───── SUPPLIED DATA ─────
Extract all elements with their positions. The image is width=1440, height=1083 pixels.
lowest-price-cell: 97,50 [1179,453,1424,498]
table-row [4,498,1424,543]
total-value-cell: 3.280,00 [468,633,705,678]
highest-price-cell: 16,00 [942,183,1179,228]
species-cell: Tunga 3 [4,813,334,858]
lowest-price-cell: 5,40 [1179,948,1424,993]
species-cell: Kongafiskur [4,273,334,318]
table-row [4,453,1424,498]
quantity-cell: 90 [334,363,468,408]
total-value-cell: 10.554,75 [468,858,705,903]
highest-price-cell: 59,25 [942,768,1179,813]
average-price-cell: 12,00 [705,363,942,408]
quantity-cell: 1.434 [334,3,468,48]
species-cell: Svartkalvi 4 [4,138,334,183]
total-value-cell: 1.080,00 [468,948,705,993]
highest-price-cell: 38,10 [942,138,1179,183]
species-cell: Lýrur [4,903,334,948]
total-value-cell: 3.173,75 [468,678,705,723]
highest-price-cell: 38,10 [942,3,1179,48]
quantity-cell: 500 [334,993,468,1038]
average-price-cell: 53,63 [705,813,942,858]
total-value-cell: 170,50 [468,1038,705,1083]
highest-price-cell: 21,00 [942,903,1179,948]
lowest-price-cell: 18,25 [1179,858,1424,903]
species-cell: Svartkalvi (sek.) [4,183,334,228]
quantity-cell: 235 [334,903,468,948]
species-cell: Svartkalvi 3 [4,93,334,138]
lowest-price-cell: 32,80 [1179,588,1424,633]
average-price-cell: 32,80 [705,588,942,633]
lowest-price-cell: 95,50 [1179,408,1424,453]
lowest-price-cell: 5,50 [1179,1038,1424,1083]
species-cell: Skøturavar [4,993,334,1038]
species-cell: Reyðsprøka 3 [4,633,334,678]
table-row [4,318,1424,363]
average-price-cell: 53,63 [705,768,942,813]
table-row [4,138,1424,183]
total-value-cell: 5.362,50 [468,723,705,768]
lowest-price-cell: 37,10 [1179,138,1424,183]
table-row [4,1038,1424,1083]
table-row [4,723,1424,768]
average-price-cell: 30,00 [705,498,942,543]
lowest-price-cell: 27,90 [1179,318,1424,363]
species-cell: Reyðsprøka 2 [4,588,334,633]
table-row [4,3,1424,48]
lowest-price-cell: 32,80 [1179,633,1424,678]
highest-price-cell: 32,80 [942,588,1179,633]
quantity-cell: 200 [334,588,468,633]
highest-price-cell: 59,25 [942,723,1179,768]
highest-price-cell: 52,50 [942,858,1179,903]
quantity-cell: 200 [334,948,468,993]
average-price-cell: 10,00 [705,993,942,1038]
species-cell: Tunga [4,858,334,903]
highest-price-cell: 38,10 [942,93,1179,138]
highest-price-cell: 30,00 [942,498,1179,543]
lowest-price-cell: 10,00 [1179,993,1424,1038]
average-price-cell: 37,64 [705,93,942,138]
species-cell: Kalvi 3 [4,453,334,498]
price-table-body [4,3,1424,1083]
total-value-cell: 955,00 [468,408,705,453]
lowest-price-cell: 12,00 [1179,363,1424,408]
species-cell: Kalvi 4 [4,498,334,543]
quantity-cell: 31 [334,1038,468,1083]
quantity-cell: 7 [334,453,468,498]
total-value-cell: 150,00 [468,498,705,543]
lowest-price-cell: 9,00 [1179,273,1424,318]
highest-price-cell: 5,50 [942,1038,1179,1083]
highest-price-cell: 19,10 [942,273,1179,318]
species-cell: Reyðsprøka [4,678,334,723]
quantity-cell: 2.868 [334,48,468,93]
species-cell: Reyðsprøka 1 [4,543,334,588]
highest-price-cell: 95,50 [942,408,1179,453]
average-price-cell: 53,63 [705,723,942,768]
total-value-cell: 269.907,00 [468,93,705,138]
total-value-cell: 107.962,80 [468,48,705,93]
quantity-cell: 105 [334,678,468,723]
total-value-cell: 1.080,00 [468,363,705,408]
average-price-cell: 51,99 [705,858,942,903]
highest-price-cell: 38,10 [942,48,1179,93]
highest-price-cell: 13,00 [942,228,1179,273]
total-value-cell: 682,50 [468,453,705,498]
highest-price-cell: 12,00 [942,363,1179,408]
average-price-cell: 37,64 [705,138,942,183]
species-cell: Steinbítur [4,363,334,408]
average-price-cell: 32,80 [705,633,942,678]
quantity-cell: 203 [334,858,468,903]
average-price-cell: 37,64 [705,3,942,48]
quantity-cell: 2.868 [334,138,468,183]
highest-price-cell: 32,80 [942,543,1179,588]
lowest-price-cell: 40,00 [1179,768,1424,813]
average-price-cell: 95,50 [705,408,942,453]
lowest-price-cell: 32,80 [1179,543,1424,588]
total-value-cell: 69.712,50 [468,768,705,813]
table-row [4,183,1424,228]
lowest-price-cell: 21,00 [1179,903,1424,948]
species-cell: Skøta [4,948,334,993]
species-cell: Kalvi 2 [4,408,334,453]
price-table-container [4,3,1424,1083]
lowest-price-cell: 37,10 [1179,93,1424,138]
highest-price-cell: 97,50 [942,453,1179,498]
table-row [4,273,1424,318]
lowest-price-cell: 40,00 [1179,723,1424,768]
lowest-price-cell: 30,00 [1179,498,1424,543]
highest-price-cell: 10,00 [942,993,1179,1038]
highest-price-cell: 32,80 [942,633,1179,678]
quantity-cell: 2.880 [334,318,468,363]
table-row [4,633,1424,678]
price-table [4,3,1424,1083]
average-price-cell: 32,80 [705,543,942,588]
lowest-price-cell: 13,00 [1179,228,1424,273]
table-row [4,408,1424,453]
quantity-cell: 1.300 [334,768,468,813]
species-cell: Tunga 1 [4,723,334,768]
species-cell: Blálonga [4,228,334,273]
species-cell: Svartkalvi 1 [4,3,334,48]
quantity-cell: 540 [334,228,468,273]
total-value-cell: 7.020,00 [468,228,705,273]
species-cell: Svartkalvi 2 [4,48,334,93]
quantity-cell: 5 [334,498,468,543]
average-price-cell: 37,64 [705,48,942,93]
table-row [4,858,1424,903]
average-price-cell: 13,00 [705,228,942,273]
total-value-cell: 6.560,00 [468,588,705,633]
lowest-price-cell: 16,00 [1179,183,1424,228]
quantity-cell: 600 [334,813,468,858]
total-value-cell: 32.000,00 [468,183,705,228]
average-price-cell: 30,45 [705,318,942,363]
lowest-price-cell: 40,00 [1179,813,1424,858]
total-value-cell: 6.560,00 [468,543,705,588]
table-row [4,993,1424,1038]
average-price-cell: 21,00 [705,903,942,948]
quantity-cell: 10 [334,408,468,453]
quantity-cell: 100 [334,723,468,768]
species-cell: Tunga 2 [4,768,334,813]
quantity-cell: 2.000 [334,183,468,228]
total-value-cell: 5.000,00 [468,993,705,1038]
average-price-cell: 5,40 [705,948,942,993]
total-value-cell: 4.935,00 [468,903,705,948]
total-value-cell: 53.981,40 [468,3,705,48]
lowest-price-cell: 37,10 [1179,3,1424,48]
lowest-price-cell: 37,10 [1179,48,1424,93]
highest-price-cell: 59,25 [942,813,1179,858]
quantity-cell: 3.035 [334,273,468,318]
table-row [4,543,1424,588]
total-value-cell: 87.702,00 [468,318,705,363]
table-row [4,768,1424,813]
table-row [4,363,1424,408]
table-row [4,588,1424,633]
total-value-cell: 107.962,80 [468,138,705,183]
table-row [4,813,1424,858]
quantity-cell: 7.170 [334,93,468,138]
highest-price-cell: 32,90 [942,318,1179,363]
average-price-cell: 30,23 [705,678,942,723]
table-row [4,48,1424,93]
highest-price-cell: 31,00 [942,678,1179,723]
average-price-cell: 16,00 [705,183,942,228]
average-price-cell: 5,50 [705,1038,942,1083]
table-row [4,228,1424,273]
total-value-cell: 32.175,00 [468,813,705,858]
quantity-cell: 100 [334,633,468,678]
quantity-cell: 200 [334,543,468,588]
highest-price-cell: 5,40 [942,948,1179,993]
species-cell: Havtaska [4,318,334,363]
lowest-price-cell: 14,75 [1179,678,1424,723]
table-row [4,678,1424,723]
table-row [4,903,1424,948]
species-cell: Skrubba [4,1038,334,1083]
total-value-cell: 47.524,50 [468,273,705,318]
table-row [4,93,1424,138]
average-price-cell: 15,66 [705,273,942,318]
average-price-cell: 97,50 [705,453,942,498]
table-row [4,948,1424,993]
─────
GOAL OF THE EXERCISE =>
Reproduce verbatim the stretch of the entries from their first line through the line containing "quantity-cell: 1.434 [334,3,468,48]", with both ends included.

OUTPUT OF THE EXERCISE =>
Extract all elements with their positions. The image is width=1440, height=1083 pixels.
lowest-price-cell: 97,50 [1179,453,1424,498]
table-row [4,498,1424,543]
total-value-cell: 3.280,00 [468,633,705,678]
highest-price-cell: 16,00 [942,183,1179,228]
species-cell: Tunga 3 [4,813,334,858]
lowest-price-cell: 5,40 [1179,948,1424,993]
species-cell: Kongafiskur [4,273,334,318]
table-row [4,453,1424,498]
quantity-cell: 90 [334,363,468,408]
total-value-cell: 10.554,75 [468,858,705,903]
highest-price-cell: 59,25 [942,768,1179,813]
average-price-cell: 12,00 [705,363,942,408]
quantity-cell: 1.434 [334,3,468,48]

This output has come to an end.